***** DATA RECORDS

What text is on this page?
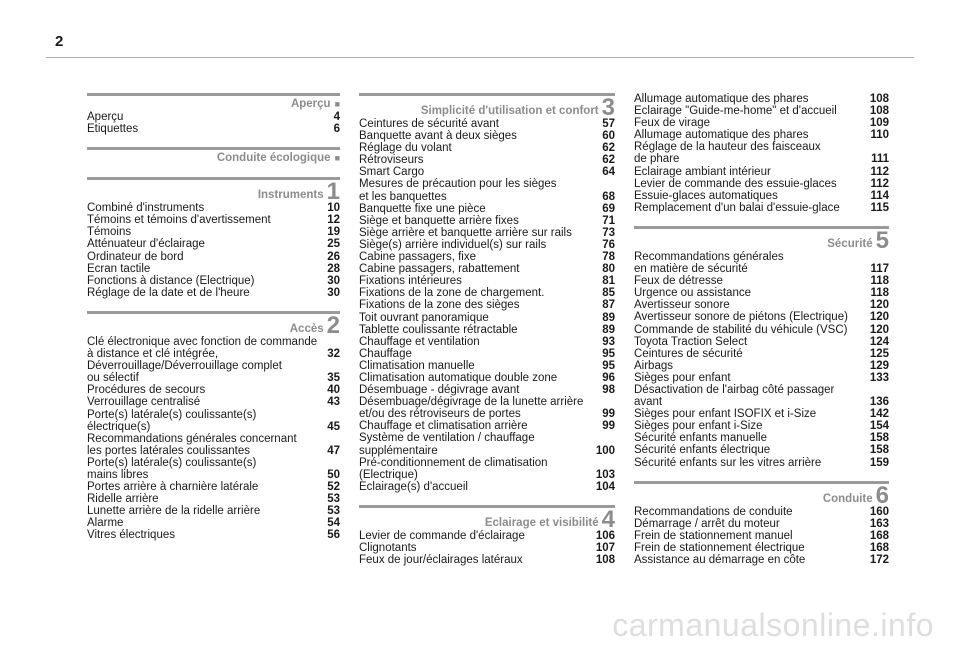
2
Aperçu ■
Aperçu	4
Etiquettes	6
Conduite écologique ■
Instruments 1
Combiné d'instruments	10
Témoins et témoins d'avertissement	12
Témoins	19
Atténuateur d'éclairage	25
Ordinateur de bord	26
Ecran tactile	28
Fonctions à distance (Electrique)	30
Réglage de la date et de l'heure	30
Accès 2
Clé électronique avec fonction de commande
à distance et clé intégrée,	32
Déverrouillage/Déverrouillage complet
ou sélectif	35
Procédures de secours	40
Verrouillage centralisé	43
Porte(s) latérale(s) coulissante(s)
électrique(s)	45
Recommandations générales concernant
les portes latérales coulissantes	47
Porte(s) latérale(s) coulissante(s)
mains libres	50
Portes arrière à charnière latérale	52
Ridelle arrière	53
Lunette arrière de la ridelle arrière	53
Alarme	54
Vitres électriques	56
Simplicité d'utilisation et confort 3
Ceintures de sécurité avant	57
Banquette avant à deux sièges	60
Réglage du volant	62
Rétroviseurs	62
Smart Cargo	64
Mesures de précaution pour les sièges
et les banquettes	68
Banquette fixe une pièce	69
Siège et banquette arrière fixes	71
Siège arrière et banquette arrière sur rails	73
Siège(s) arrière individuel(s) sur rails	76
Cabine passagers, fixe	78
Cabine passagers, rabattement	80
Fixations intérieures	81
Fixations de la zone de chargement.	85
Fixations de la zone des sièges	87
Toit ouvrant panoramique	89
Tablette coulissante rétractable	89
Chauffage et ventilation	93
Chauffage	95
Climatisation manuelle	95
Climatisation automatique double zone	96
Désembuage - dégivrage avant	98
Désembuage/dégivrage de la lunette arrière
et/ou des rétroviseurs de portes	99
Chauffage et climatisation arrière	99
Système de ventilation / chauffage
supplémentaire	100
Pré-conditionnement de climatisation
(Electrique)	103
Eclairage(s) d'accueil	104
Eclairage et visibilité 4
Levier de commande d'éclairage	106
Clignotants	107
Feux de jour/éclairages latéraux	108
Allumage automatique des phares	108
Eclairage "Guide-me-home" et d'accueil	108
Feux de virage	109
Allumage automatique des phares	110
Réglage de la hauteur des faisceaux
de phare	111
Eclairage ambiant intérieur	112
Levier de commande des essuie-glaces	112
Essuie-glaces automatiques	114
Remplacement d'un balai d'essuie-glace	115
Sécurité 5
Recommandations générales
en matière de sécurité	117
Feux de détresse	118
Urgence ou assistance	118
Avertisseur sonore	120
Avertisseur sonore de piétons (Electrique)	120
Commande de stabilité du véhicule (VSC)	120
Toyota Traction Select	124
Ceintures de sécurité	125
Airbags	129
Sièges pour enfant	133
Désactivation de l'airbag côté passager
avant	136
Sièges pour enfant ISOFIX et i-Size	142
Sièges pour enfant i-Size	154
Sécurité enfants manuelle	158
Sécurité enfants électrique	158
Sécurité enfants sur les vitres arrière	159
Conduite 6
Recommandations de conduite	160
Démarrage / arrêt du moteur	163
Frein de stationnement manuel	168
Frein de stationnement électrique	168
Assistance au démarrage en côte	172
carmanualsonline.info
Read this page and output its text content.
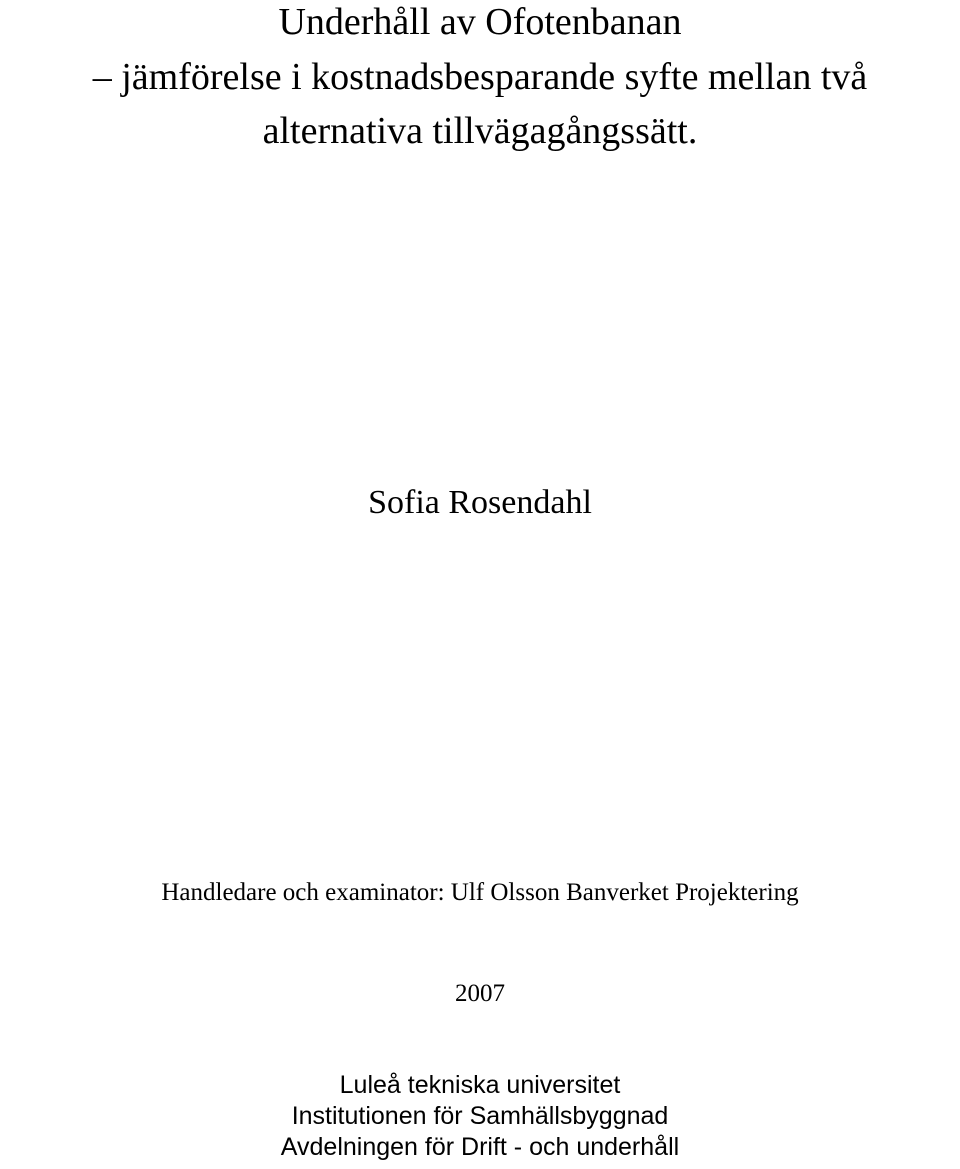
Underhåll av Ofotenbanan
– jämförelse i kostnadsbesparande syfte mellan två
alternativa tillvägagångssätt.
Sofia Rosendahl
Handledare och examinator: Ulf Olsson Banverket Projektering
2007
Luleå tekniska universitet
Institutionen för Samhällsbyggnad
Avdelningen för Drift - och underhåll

**********
***** DATA RECORDS

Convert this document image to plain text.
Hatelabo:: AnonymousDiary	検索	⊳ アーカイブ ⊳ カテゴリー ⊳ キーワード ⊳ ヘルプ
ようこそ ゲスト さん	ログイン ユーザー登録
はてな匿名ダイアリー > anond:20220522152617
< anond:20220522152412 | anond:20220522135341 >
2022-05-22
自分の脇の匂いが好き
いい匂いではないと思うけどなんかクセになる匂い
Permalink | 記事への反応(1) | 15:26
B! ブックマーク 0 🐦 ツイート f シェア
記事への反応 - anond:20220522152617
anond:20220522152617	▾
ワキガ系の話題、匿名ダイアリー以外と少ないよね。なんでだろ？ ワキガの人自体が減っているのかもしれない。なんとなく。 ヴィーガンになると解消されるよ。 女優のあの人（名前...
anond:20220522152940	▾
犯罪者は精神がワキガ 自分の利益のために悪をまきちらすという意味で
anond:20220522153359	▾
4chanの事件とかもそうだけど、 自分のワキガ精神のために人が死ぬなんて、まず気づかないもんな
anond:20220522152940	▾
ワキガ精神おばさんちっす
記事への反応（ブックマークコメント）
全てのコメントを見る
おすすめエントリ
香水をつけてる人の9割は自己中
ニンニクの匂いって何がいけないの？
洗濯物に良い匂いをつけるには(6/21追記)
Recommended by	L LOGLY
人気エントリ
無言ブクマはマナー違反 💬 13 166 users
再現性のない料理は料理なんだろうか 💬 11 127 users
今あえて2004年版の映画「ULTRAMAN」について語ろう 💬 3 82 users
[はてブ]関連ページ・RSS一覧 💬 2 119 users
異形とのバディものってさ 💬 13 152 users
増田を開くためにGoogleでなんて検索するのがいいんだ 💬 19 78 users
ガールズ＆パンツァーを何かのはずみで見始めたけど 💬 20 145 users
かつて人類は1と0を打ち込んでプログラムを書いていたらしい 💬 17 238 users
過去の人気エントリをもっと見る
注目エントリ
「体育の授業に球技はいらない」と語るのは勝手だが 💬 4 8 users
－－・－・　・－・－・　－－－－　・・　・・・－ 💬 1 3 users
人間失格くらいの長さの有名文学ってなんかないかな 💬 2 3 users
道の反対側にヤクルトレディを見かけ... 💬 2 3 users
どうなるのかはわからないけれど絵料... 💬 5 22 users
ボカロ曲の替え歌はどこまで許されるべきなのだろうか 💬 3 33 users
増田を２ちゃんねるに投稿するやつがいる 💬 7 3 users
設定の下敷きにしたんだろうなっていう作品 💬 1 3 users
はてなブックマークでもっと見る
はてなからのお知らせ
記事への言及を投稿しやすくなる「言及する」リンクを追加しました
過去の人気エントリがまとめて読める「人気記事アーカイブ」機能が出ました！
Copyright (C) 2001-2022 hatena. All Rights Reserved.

**********

Every line containing the string "générales" must be listed.

COMPLETE ANSWER
Recommandations générales concernant
Recommandations générales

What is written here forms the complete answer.